Source data:
################
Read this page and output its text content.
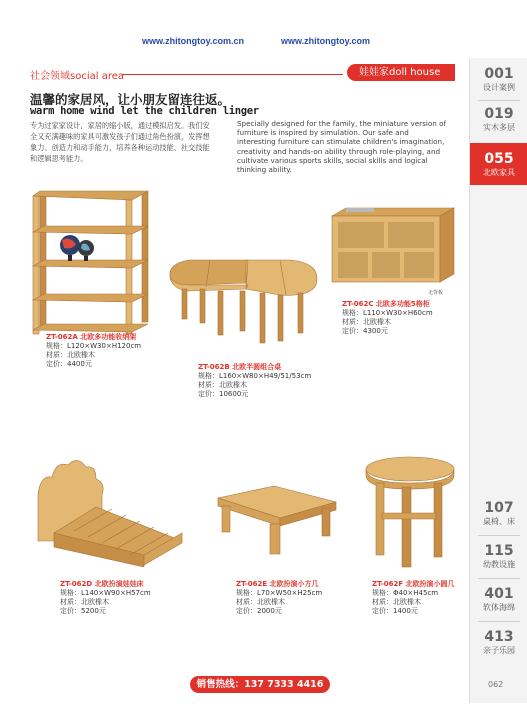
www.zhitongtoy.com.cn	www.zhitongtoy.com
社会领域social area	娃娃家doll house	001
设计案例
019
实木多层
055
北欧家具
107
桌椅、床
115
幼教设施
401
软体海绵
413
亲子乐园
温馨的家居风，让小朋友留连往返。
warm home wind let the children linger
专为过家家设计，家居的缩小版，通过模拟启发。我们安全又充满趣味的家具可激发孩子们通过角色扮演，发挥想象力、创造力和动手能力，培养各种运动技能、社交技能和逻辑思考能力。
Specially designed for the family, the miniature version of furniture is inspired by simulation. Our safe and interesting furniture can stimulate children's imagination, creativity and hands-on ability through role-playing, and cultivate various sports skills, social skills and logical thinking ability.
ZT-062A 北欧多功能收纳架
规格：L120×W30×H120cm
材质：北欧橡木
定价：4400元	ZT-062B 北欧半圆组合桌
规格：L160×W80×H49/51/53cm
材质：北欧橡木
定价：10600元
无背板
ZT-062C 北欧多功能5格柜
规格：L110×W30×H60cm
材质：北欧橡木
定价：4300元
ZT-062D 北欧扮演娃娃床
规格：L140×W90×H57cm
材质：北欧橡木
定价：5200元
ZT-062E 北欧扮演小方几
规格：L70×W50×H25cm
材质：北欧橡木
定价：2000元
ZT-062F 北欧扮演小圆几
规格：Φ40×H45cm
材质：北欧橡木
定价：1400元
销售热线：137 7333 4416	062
################
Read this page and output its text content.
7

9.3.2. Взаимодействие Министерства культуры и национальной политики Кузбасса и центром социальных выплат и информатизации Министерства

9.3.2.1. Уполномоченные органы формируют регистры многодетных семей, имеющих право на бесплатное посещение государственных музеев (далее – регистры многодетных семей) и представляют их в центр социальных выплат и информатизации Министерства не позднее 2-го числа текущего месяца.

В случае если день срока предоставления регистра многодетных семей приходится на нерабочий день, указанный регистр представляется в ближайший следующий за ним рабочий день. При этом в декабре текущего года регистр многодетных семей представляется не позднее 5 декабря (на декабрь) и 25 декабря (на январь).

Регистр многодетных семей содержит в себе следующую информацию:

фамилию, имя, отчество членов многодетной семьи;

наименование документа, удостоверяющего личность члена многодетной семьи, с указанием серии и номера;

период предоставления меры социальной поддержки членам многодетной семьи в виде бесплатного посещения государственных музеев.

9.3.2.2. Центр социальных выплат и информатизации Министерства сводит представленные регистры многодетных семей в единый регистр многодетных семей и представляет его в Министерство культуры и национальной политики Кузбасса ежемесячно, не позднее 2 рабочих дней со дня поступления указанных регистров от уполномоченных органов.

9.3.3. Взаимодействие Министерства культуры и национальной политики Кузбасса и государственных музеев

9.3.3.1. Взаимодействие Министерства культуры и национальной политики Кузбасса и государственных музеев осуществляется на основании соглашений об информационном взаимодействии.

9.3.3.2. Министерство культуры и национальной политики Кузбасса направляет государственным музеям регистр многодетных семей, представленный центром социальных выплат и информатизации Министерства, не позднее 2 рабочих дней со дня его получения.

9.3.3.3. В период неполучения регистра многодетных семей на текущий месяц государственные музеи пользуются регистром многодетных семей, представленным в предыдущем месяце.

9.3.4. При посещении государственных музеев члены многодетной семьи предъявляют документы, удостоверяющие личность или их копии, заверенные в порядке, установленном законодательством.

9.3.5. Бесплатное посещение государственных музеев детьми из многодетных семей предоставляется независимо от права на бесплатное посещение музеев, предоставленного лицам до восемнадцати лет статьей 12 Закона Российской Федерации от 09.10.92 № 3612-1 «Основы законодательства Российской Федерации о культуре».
################
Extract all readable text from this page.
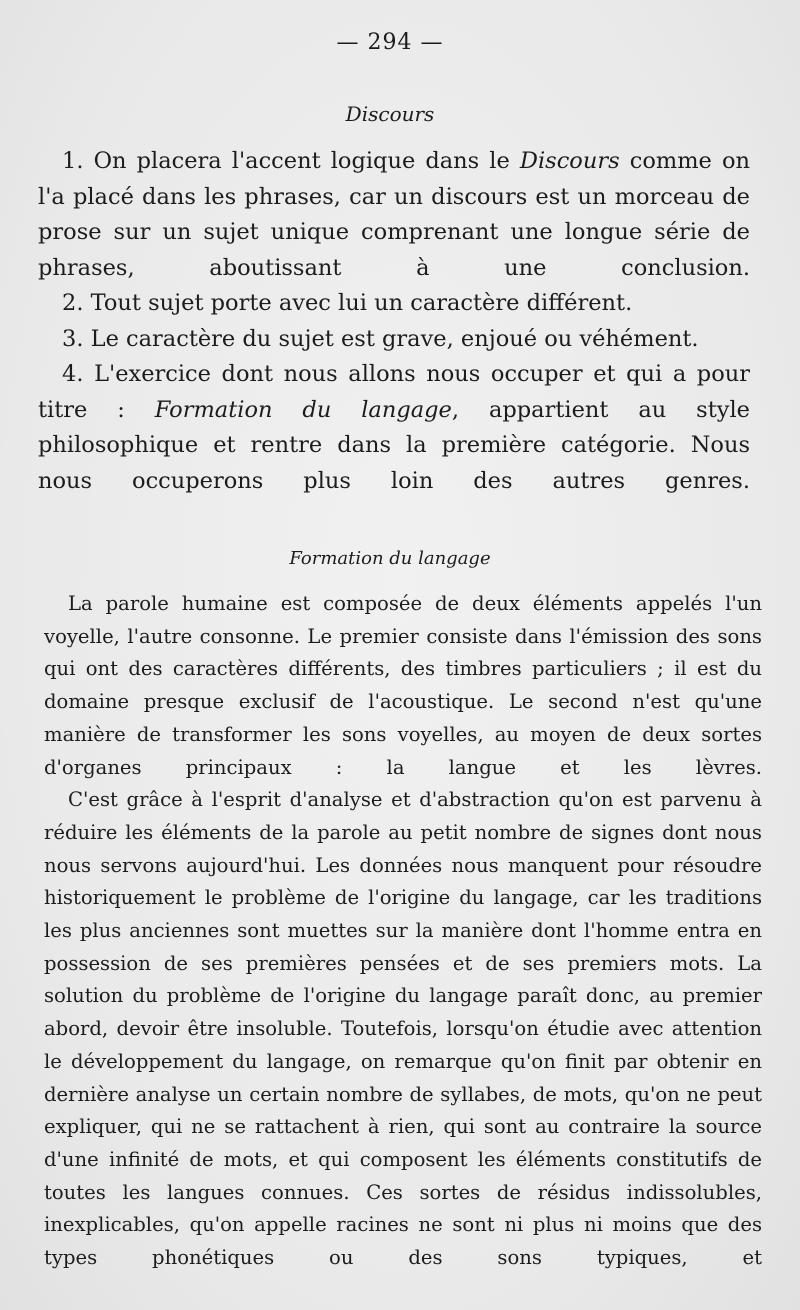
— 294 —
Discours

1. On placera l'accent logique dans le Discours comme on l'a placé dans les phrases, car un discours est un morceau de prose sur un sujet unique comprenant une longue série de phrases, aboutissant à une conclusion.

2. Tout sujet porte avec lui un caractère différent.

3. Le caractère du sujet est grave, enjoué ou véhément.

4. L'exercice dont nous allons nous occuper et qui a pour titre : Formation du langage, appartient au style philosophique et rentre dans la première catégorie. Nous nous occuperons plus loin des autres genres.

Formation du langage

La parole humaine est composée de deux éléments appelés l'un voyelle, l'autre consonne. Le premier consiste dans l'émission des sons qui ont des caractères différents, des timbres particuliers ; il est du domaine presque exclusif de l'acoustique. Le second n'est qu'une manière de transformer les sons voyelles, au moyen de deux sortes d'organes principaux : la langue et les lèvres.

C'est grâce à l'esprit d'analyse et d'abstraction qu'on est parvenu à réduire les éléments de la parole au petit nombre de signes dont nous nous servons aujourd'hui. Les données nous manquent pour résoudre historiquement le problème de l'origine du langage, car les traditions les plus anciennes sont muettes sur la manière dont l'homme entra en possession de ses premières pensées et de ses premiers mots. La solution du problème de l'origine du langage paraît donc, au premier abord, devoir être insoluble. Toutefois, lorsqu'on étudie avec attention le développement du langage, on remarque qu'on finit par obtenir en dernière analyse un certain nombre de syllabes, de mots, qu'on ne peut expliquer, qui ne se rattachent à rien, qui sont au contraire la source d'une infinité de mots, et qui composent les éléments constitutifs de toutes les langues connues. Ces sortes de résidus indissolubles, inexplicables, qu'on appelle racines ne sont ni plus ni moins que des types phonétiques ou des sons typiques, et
################
**THE TASK**
Look through the data above. Each line containing the word "многодетной" needs to be copied.

**RESULT FOR THIS TASK**
фамилию, имя, отчество членов многодетной семьи;
наименование документа, удостоверяющего личность члена многодетной семьи, с указанием серии и номера;
период предоставления меры социальной поддержки членам многодетной семьи в виде бесплатного посещения государственных музеев.
9.3.4. При посещении государственных музеев члены многодетной семьи предъявляют документы, удостоверяющие личность или их копии, заверенные в порядке, установленном законодательством.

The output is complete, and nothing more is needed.